§ Data supplied:
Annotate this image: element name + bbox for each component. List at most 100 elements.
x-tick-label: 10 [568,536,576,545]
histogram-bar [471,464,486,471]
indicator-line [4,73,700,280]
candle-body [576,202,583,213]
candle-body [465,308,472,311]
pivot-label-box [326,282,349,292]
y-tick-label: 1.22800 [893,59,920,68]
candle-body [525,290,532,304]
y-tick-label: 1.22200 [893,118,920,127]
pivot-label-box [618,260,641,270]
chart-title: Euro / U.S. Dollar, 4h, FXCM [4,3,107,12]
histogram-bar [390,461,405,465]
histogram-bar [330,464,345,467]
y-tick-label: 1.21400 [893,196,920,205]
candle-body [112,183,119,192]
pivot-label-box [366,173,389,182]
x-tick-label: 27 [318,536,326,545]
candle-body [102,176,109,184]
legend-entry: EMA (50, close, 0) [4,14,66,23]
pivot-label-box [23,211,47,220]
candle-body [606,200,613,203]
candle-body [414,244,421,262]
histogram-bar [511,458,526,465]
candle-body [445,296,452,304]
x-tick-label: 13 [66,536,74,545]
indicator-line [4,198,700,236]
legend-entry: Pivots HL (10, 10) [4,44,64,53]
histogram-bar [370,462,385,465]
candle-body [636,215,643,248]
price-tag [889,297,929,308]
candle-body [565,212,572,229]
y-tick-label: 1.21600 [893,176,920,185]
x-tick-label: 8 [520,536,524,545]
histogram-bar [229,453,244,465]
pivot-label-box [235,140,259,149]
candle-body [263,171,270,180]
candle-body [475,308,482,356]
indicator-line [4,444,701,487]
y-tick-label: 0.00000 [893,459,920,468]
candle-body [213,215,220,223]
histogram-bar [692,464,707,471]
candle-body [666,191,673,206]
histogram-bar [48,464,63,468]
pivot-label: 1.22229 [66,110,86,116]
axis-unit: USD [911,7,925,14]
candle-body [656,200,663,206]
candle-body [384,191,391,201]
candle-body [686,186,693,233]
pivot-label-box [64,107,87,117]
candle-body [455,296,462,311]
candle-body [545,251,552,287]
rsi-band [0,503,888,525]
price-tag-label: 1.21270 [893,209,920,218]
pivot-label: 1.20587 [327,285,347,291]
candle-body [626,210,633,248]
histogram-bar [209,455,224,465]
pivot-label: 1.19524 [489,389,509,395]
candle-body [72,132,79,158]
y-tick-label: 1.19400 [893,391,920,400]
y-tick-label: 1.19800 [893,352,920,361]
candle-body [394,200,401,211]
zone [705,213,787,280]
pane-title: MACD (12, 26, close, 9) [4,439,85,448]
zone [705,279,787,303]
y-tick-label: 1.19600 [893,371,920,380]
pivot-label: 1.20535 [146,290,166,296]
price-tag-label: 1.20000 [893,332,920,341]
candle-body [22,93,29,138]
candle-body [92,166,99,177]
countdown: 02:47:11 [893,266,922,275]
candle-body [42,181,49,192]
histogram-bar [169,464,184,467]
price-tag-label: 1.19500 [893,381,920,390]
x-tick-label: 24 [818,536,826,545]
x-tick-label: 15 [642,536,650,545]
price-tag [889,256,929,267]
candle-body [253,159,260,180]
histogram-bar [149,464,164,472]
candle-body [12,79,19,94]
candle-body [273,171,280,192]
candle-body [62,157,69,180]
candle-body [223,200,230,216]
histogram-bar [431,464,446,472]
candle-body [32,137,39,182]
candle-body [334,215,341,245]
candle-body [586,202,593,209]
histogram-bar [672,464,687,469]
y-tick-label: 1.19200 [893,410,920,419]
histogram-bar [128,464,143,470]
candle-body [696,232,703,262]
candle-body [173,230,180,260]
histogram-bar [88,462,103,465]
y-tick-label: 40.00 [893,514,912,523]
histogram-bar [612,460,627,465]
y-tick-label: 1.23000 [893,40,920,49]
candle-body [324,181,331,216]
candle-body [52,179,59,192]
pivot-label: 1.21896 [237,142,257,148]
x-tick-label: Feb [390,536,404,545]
--
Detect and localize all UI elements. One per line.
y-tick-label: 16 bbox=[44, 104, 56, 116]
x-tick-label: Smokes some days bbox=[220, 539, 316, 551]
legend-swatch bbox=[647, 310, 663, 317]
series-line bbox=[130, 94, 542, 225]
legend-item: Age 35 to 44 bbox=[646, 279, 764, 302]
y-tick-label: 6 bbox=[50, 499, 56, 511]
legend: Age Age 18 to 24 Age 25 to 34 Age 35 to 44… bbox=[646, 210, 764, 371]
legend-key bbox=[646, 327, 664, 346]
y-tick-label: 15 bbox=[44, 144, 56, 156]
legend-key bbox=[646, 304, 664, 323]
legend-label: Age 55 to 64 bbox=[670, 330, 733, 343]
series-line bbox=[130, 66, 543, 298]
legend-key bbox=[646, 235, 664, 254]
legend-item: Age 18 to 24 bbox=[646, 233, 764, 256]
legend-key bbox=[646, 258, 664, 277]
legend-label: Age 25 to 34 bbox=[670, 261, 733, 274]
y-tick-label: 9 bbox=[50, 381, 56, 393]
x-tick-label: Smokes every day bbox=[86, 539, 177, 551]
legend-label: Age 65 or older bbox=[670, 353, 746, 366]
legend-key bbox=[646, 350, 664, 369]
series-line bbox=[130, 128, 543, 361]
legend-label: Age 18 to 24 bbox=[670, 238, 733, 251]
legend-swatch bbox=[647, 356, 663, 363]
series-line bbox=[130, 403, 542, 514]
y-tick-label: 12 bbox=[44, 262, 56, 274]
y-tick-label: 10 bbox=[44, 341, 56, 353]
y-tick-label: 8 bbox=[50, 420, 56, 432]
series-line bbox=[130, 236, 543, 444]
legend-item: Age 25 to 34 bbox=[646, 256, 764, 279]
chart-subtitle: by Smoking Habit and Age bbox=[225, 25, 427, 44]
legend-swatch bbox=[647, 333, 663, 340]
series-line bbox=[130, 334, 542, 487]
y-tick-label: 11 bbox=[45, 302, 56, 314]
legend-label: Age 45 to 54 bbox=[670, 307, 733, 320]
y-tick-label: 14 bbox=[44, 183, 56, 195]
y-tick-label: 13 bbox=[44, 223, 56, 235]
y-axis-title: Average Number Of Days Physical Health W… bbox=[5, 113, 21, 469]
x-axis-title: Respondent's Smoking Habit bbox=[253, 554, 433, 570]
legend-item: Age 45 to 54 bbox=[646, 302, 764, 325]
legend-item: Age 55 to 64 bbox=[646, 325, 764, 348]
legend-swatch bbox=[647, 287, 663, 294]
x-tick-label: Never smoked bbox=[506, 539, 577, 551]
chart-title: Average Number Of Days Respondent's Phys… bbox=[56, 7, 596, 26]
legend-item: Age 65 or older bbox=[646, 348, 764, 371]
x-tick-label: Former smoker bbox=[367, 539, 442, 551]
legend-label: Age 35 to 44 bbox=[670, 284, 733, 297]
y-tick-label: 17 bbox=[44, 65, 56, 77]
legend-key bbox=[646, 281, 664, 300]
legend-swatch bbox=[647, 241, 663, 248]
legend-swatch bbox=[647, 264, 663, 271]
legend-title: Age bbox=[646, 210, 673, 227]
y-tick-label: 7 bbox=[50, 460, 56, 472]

§ Instruction:
Copy the material word for word, from the line containing "Annotate this image: element" through the line containing "histogram-bar [330,464,345,467]", including both of those lines.

§ Result for this exercise:
Annotate this image: element name + bbox for each component. List at most 100 elements.
x-tick-label: 10 [568,536,576,545]
histogram-bar [471,464,486,471]
indicator-line [4,73,700,280]
candle-body [576,202,583,213]
candle-body [465,308,472,311]
pivot-label-box [326,282,349,292]
y-tick-label: 1.22800 [893,59,920,68]
candle-body [525,290,532,304]
y-tick-label: 1.22200 [893,118,920,127]
pivot-label-box [618,260,641,270]
chart-title: Euro / U.S. Dollar, 4h, FXCM [4,3,107,12]
histogram-bar [390,461,405,465]
histogram-bar [330,464,345,467]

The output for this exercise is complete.